[Extracted data entries]
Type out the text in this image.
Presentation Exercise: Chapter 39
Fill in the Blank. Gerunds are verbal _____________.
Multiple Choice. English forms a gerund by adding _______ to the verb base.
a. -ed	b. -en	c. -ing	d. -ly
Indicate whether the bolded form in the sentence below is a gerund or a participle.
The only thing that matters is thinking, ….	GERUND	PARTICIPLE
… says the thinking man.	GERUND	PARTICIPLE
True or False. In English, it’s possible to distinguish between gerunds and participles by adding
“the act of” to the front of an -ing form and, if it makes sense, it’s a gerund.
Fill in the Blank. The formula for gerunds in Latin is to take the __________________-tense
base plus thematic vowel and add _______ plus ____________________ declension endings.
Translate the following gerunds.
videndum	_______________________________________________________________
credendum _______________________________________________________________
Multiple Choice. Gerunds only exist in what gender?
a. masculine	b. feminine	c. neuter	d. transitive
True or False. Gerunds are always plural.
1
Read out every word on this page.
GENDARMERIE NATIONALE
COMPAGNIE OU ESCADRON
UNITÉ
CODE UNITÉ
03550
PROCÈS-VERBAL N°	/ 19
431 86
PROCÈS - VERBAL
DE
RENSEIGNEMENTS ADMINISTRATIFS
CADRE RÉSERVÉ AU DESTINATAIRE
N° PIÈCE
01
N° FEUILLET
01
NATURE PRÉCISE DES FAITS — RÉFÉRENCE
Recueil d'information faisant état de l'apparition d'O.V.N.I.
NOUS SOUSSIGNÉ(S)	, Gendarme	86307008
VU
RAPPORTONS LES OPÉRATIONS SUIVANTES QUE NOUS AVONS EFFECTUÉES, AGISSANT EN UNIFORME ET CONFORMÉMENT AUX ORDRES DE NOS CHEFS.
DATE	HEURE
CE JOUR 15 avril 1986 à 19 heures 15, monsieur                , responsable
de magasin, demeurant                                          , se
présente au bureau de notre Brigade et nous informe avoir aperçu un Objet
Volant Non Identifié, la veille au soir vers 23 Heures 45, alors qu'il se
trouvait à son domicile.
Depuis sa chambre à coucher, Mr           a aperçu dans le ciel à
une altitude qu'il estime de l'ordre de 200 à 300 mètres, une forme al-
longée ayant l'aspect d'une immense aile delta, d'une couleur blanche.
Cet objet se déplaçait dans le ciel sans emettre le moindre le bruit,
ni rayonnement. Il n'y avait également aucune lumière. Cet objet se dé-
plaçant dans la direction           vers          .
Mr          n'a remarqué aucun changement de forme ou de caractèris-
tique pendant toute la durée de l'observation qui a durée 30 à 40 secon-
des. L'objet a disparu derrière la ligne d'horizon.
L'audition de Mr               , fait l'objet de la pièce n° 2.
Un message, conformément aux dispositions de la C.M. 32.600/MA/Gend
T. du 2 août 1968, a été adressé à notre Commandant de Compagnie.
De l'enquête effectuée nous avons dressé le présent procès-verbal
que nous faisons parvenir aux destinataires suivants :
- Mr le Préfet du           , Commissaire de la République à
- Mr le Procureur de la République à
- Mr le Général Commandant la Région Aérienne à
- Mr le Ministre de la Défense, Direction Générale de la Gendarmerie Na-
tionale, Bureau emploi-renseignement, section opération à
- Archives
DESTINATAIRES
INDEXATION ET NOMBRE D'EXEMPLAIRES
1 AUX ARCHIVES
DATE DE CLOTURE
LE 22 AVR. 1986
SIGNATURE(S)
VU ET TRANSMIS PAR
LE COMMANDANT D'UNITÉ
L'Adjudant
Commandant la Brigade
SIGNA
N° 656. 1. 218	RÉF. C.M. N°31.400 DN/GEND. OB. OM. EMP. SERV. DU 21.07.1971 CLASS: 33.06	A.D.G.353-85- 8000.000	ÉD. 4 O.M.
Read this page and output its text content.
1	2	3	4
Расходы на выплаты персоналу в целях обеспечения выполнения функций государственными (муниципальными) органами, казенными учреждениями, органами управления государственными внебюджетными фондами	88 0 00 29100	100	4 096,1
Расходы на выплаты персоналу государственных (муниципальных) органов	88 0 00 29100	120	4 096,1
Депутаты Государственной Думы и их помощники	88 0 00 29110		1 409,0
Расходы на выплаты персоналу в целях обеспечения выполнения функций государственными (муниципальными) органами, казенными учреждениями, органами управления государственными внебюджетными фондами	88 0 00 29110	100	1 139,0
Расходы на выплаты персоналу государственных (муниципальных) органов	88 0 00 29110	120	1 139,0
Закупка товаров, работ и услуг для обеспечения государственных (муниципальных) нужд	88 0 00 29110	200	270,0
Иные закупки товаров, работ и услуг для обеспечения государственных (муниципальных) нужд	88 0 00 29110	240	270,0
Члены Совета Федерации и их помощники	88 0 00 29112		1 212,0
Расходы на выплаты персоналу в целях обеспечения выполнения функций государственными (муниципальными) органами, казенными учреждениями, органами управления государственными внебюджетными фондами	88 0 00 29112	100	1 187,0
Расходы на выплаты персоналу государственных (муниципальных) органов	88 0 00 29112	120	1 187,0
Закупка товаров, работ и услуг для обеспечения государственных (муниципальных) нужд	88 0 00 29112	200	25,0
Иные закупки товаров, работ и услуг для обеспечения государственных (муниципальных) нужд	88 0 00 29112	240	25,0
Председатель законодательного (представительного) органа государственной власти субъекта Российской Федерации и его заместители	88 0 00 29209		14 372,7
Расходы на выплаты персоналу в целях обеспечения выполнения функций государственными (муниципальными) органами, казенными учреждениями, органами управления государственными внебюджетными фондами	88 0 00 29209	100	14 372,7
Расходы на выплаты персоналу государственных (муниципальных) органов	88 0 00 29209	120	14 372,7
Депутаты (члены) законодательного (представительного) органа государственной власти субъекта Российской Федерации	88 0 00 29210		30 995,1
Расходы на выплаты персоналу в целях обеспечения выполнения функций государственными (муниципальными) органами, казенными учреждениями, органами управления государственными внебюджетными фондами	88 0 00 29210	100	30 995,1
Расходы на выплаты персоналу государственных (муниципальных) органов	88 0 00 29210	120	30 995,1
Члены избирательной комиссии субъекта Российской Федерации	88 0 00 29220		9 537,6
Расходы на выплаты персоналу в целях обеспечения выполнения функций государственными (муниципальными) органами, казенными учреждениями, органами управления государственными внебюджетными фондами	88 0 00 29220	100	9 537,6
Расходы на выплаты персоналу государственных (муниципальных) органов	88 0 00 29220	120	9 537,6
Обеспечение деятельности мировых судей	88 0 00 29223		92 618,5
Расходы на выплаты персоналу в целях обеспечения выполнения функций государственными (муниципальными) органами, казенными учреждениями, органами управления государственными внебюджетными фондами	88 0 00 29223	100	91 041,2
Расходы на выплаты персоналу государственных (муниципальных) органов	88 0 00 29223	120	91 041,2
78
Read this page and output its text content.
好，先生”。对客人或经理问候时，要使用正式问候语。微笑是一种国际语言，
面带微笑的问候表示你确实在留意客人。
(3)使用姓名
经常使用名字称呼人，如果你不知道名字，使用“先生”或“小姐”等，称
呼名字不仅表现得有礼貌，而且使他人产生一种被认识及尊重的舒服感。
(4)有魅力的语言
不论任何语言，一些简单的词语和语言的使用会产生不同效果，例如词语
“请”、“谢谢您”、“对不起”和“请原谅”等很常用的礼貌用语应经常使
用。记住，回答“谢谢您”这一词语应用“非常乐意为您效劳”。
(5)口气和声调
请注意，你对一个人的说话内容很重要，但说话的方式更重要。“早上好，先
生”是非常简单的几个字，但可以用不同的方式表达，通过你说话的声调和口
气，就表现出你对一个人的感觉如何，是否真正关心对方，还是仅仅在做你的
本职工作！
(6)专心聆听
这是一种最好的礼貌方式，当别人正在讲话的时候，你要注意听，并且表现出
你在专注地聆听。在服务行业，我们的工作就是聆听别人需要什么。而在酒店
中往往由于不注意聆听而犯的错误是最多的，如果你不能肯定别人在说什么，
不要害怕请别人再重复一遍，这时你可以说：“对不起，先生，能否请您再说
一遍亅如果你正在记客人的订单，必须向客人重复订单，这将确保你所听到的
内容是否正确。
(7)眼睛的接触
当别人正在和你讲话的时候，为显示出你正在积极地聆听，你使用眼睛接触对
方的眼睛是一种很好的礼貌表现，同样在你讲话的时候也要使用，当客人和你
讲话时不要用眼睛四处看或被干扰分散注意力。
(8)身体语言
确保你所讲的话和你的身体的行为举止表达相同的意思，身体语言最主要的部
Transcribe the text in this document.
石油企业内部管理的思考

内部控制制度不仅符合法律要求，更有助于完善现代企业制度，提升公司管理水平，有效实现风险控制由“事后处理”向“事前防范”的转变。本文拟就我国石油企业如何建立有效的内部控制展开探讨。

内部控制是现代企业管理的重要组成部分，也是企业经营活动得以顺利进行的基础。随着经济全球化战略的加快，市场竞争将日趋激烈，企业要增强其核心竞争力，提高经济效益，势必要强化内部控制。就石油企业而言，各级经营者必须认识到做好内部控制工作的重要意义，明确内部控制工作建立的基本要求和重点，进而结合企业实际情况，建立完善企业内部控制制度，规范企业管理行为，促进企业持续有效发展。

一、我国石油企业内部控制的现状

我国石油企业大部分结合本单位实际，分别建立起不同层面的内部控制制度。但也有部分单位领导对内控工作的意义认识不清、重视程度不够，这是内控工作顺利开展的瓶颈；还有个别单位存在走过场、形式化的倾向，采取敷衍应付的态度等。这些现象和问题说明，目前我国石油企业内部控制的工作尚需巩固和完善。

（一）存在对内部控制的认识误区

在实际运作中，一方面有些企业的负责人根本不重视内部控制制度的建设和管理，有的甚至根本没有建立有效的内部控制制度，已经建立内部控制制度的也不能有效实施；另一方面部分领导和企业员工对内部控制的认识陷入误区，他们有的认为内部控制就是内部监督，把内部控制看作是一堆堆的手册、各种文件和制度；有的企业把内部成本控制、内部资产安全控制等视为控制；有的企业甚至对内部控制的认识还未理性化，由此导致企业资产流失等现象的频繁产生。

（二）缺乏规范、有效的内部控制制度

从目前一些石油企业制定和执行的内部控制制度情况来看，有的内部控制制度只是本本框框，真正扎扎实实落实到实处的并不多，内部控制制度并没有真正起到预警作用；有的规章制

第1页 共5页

# Short exercise
Go through the records and pull out each line that includes the word "English".

# Answer for the task
Multiple Choice. English forms a gerund by adding _______ to the verb base.
True or False. In English, it’s possible to distinguish between gerunds and participles by adding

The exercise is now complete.